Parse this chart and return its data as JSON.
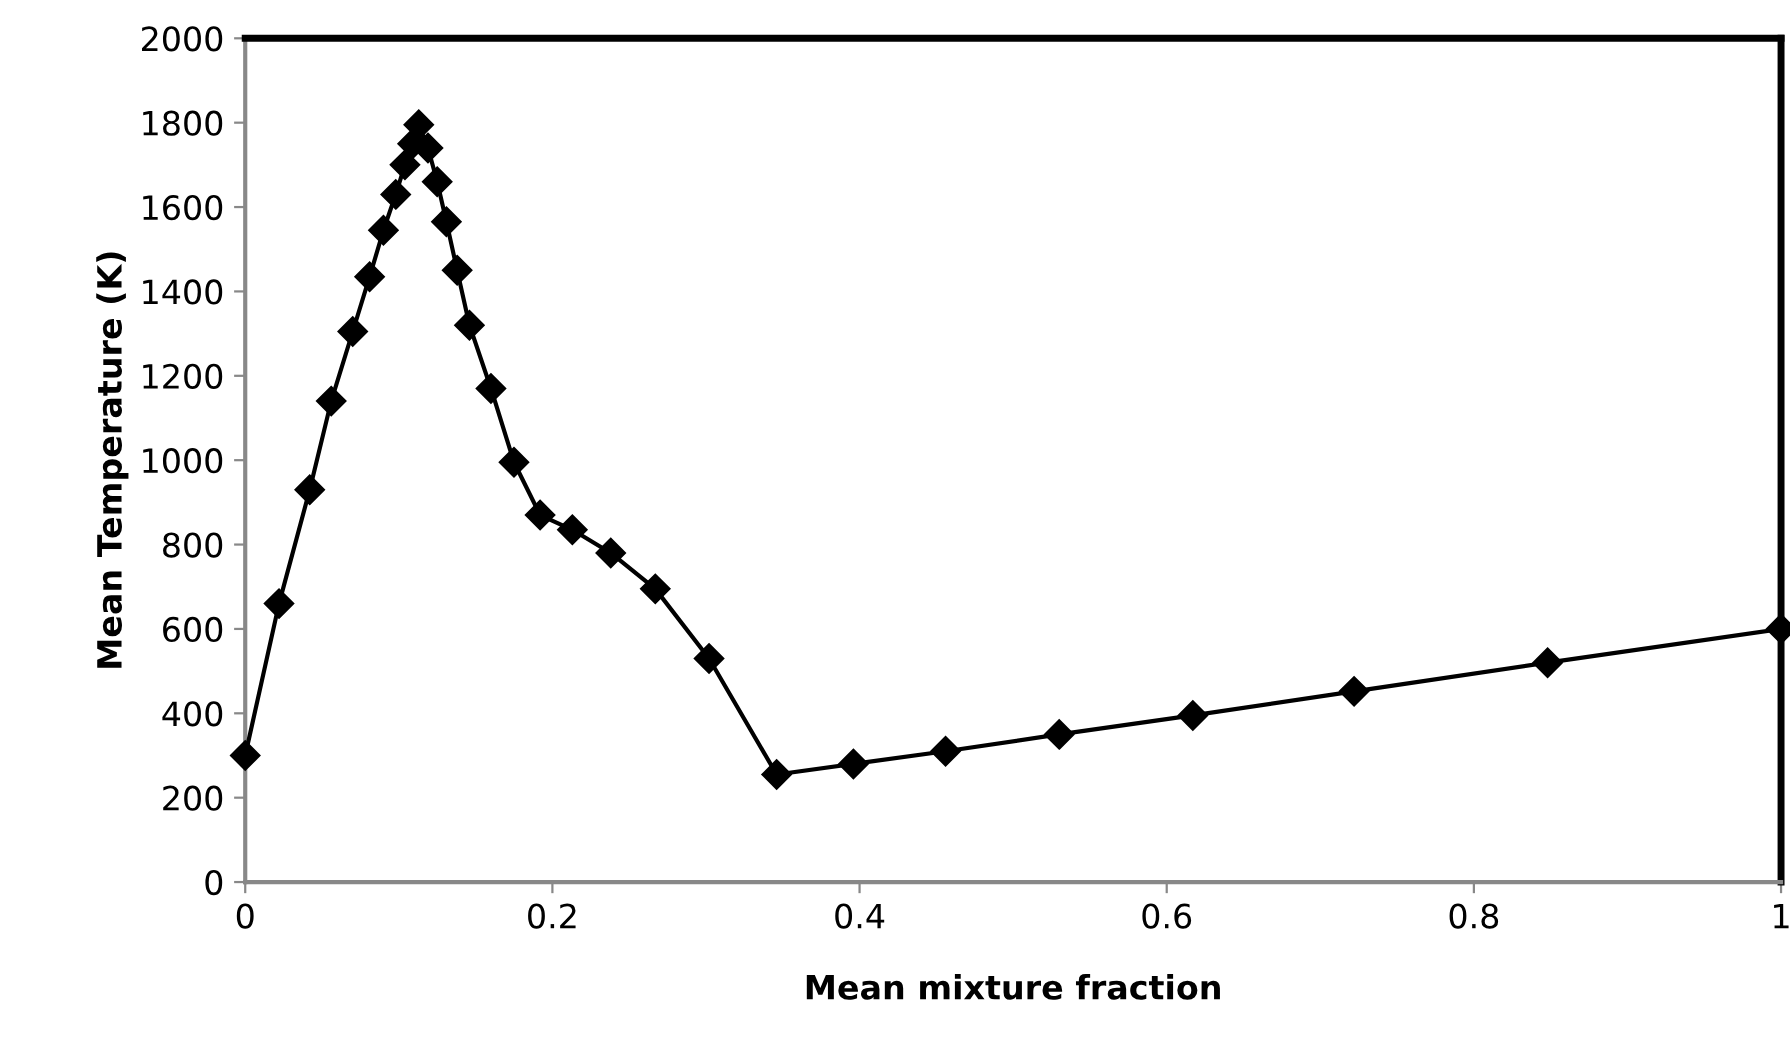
{
  "chart_data": {
    "type": "line",
    "xlabel": "Mean mixture fraction",
    "ylabel": "Mean Temperature (K)",
    "xlim": [
      0,
      1
    ],
    "xticks": [
      0,
      0.2,
      0.4,
      0.6,
      0.8,
      1
    ],
    "ylim": [
      0,
      2000
    ],
    "yticks": [
      0,
      200,
      400,
      600,
      800,
      1000,
      1200,
      1400,
      1600,
      1800,
      2000
    ],
    "grid": false,
    "legend": false,
    "marker": "diamond",
    "line_style": "solid",
    "series": [
      {
        "color": "#000000",
        "x": [
          0,
          0.022,
          0.042,
          0.056,
          0.07,
          0.081,
          0.09,
          0.098,
          0.104,
          0.109,
          0.113,
          0.119,
          0.125,
          0.131,
          0.138,
          0.146,
          0.16,
          0.175,
          0.192,
          0.213,
          0.238,
          0.267,
          0.302,
          0.346,
          0.396,
          0.456,
          0.53,
          0.617,
          0.722,
          0.848,
          1.0
        ],
        "values": [
          300,
          660,
          930,
          1140,
          1305,
          1435,
          1545,
          1630,
          1700,
          1750,
          1795,
          1740,
          1660,
          1565,
          1450,
          1320,
          1170,
          995,
          870,
          835,
          780,
          695,
          530,
          255,
          280,
          310,
          350,
          395,
          452,
          520,
          600
        ]
      }
    ]
  }
}
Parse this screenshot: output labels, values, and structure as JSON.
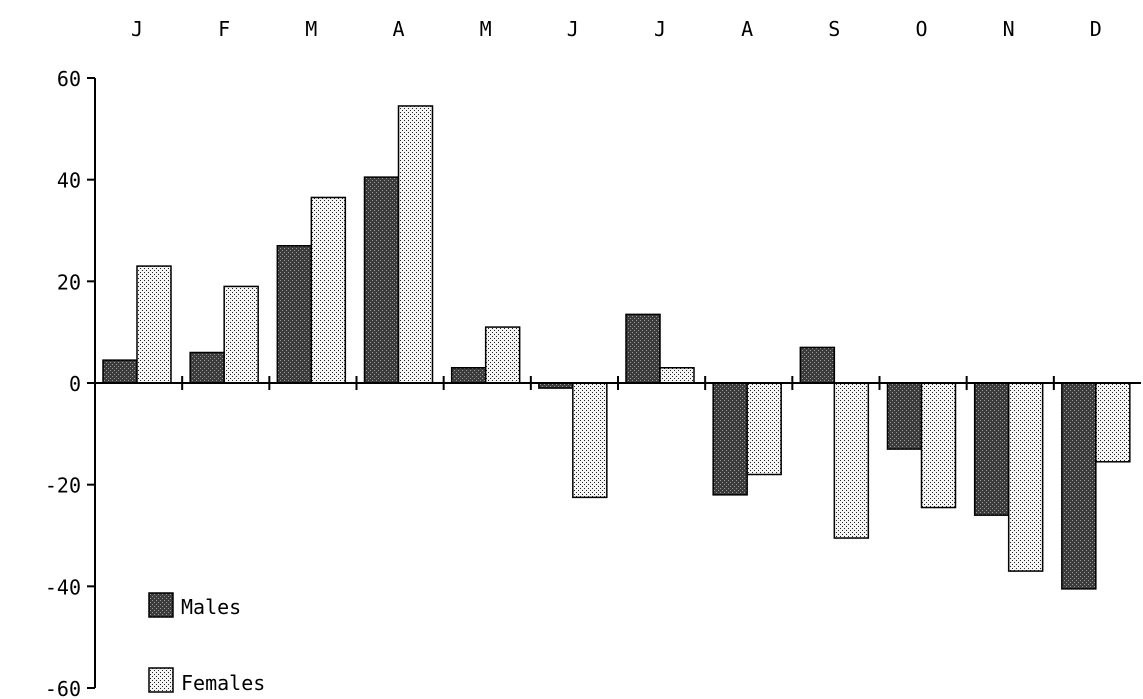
{
  "chart_data": {
    "type": "bar",
    "title": "",
    "xlabel": "",
    "ylabel": "",
    "categories": [
      "J",
      "F",
      "M",
      "A",
      "M",
      "J",
      "J",
      "A",
      "S",
      "O",
      "N",
      "D"
    ],
    "ylim": [
      -60,
      60
    ],
    "yticks": [
      60,
      40,
      20,
      0,
      -20,
      -40,
      -60
    ],
    "grid": false,
    "legend_position": "bottom-left",
    "series": [
      {
        "name": "Males",
        "pattern": "dark-stipple",
        "values": [
          4.5,
          6,
          27,
          40.5,
          3,
          -1,
          13.5,
          -22,
          7,
          -13,
          -26,
          -40.5
        ]
      },
      {
        "name": "Females",
        "pattern": "light-stipple",
        "values": [
          23,
          19,
          36.5,
          54.5,
          11,
          -22.5,
          3,
          -18,
          -30.5,
          -24.5,
          -37,
          -15.5
        ]
      }
    ]
  },
  "legend": {
    "males_label": "Males",
    "females_label": "Females"
  },
  "colors": {
    "axis": "#000000",
    "males_fill": "#4a4a4a",
    "females_fill": "#ffffff"
  }
}
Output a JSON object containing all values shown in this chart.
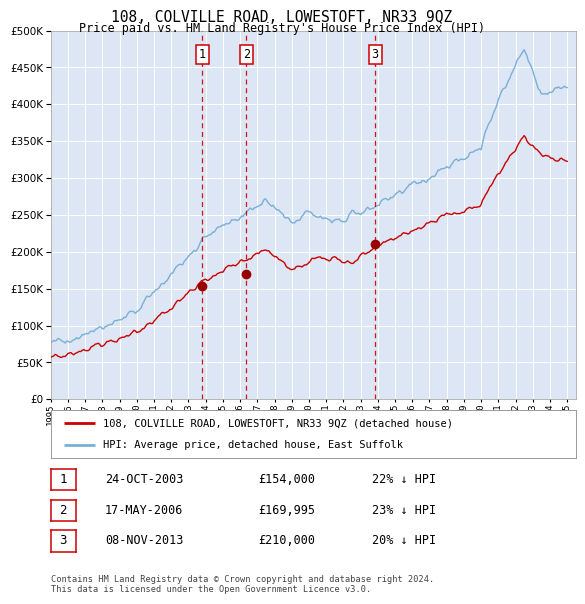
{
  "title": "108, COLVILLE ROAD, LOWESTOFT, NR33 9QZ",
  "subtitle": "Price paid vs. HM Land Registry's House Price Index (HPI)",
  "plot_bg_color": "#dce6f5",
  "hpi_color": "#7bafd4",
  "price_color": "#cc0000",
  "marker_color": "#990000",
  "vline_color": "#cc0000",
  "transactions": [
    {
      "label": "1",
      "date_num": 2003.81,
      "price": 154000
    },
    {
      "label": "2",
      "date_num": 2006.37,
      "price": 169995
    },
    {
      "label": "3",
      "date_num": 2013.85,
      "price": 210000
    }
  ],
  "legend_entries": [
    "108, COLVILLE ROAD, LOWESTOFT, NR33 9QZ (detached house)",
    "HPI: Average price, detached house, East Suffolk"
  ],
  "table_rows": [
    [
      "1",
      "24-OCT-2003",
      "£154,000",
      "22% ↓ HPI"
    ],
    [
      "2",
      "17-MAY-2006",
      "£169,995",
      "23% ↓ HPI"
    ],
    [
      "3",
      "08-NOV-2013",
      "£210,000",
      "20% ↓ HPI"
    ]
  ],
  "footer": "Contains HM Land Registry data © Crown copyright and database right 2024.\nThis data is licensed under the Open Government Licence v3.0.",
  "ylim": [
    0,
    500000
  ],
  "yticks": [
    0,
    50000,
    100000,
    150000,
    200000,
    250000,
    300000,
    350000,
    400000,
    450000,
    500000
  ],
  "xlim_start": 1995.0,
  "xlim_end": 2025.5,
  "xtick_years": [
    1995,
    1996,
    1997,
    1998,
    1999,
    2000,
    2001,
    2002,
    2003,
    2004,
    2005,
    2006,
    2007,
    2008,
    2009,
    2010,
    2011,
    2012,
    2013,
    2014,
    2015,
    2016,
    2017,
    2018,
    2019,
    2020,
    2021,
    2022,
    2023,
    2024,
    2025
  ]
}
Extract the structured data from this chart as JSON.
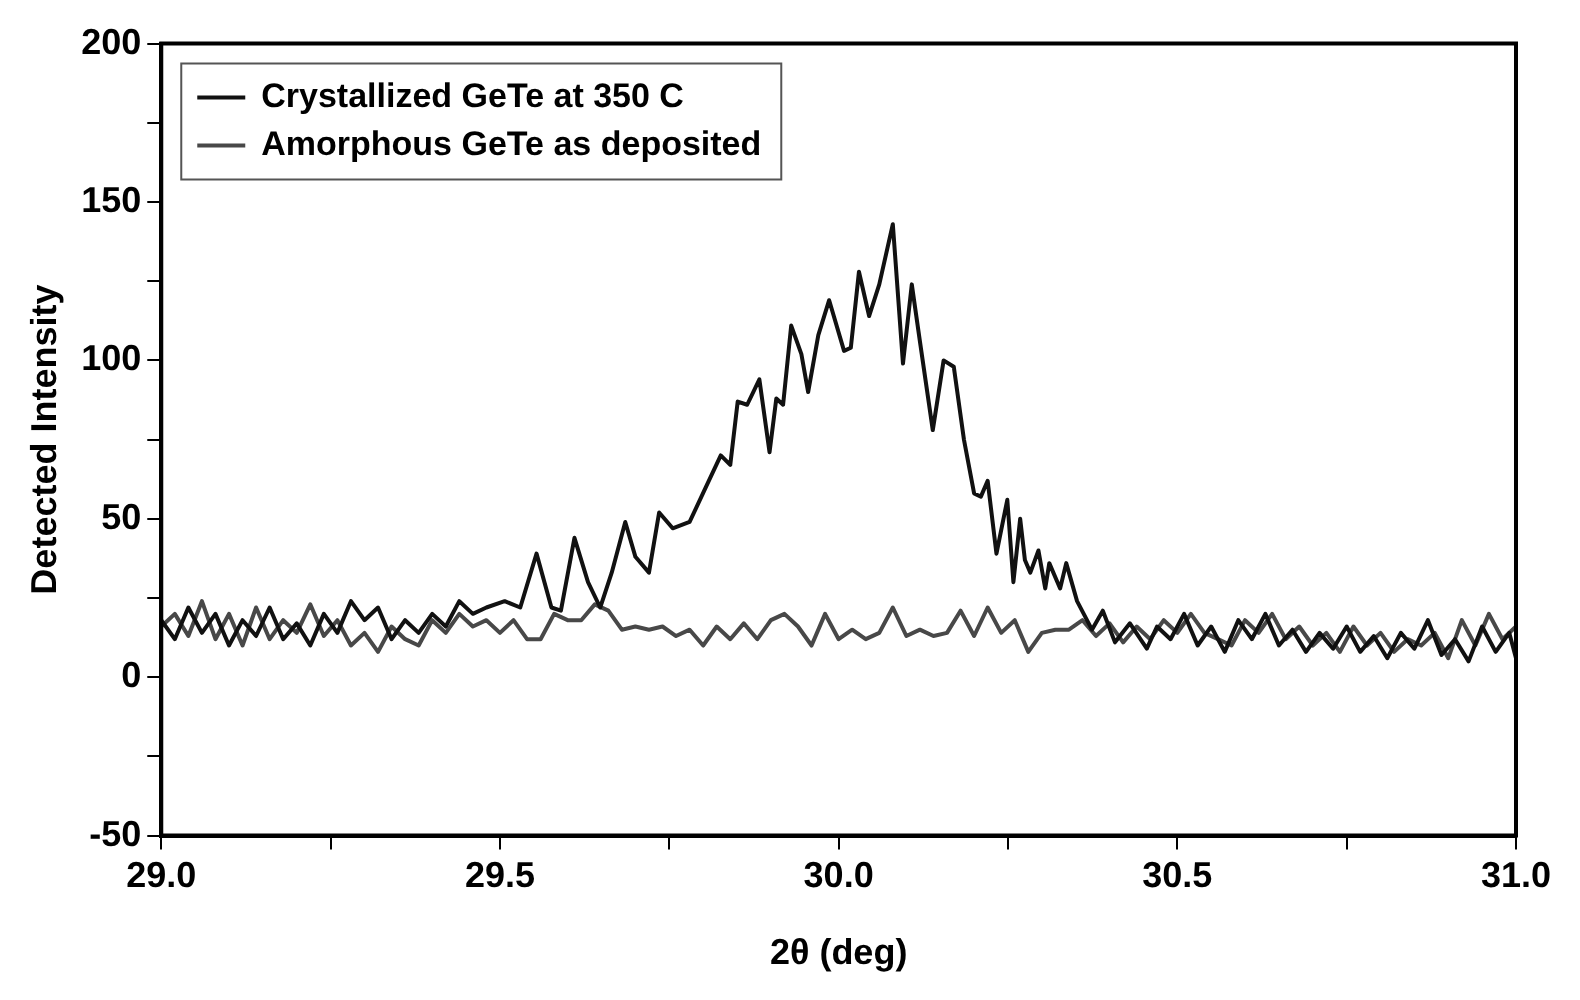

■ YOUR GOAL
The records above need to be given again exactly. Omit the pictures.

■ RESULT OF THIS EXERCISE
Parse this chart and return its data as JSON.
{
  "chart_data": {
    "type": "line",
    "xlabel": "Mean mixture fraction",
    "ylabel": "Mean Temperature (K)",
    "xlim": [
      0,
      1
    ],
    "xticks": [
      0,
      0.2,
      0.4,
      0.6,
      0.8,
      1
    ],
    "ylim": [
      0,
      2000
    ],
    "yticks": [
      0,
      200,
      400,
      600,
      800,
      1000,
      1200,
      1400,
      1600,
      1800,
      2000
    ],
    "grid": false,
    "legend": false,
    "marker": "diamond",
    "line_style": "solid",
    "series": [
      {
        "color": "#000000",
        "x": [
          0,
          0.022,
          0.042,
          0.056,
          0.07,
          0.081,
          0.09,
          0.098,
          0.104,
          0.109,
          0.113,
          0.119,
          0.125,
          0.131,
          0.138,
          0.146,
          0.16,
          0.175,
          0.192,
          0.213,
          0.238,
          0.267,
          0.302,
          0.346,
          0.396,
          0.456,
          0.53,
          0.617,
          0.722,
          0.848,
          1.0
        ],
        "values": [
          300,
          660,
          930,
          1140,
          1305,
          1435,
          1545,
          1630,
          1700,
          1750,
          1795,
          1740,
          1660,
          1565,
          1450,
          1320,
          1170,
          995,
          870,
          835,
          780,
          695,
          530,
          255,
          280,
          310,
          350,
          395,
          452,
          520,
          600
        ]
      }
    ]
  }
}
Parse this screenshot: output labels, values, and structure as JSON.
{
  "chart_data": {
    "type": "bar",
    "title": "",
    "xlabel": "",
    "ylabel": "",
    "categories": [
      "J",
      "F",
      "M",
      "A",
      "M",
      "J",
      "J",
      "A",
      "S",
      "O",
      "N",
      "D"
    ],
    "ylim": [
      -60,
      60
    ],
    "yticks": [
      60,
      40,
      20,
      0,
      -20,
      -40,
      -60
    ],
    "grid": false,
    "legend_position": "bottom-left",
    "series": [
      {
        "name": "Males",
        "pattern": "dark-stipple",
        "values": [
          4.5,
          6,
          27,
          40.5,
          3,
          -1,
          13.5,
          -22,
          7,
          -13,
          -26,
          -40.5
        ]
      },
      {
        "name": "Females",
        "pattern": "light-stipple",
        "values": [
          23,
          19,
          36.5,
          54.5,
          11,
          -22.5,
          3,
          -18,
          -30.5,
          -24.5,
          -37,
          -15.5
        ]
      }
    ]
  },
  "legend": {
    "males_label": "Males",
    "females_label": "Females"
  },
  "colors": {
    "axis": "#000000",
    "males_fill": "#4a4a4a",
    "females_fill": "#ffffff"
  }
}
Output a JSON object containing all values shown in this chart.
{
  "title": "108, COLVILLE ROAD, LOWESTOFT, NR33 9QZ",
  "subtitle": "Price paid vs. HM Land Registry's House Price Index (HPI)",
  "plot_bg_color": "#dce6f5",
  "hpi_color": "#7bafd4",
  "price_color": "#cc0000",
  "marker_color": "#990000",
  "vline_color": "#cc0000",
  "transactions": [
    {
      "label": "1",
      "date_num": 2003.81,
      "price": 154000
    },
    {
      "label": "2",
      "date_num": 2006.37,
      "price": 169995
    },
    {
      "label": "3",
      "date_num": 2013.85,
      "price": 210000
    }
  ],
  "legend_entries": [
    "108, COLVILLE ROAD, LOWESTOFT, NR33 9QZ (detached house)",
    "HPI: Average price, detached house, East Suffolk"
  ],
  "table_rows": [
    [
      "1",
      "24-OCT-2003",
      "£154,000",
      "22% ↓ HPI"
    ],
    [
      "2",
      "17-MAY-2006",
      "£169,995",
      "23% ↓ HPI"
    ],
    [
      "3",
      "08-NOV-2013",
      "£210,000",
      "20% ↓ HPI"
    ]
  ],
  "footer": "Contains HM Land Registry data © Crown copyright and database right 2024.\nThis data is licensed under the Open Government Licence v3.0.",
  "ylim": [
    0,
    500000
  ],
  "yticks": [
    0,
    50000,
    100000,
    150000,
    200000,
    250000,
    300000,
    350000,
    400000,
    450000,
    500000
  ],
  "xlim_start": 1995.0,
  "xlim_end": 2025.5,
  "xtick_years": [
    1995,
    1996,
    1997,
    1998,
    1999,
    2000,
    2001,
    2002,
    2003,
    2004,
    2005,
    2006,
    2007,
    2008,
    2009,
    2010,
    2011,
    2012,
    2013,
    2014,
    2015,
    2016,
    2017,
    2018,
    2019,
    2020,
    2021,
    2022,
    2023,
    2024,
    2025
  ]
}
Extract the structured data from this chart as JSON.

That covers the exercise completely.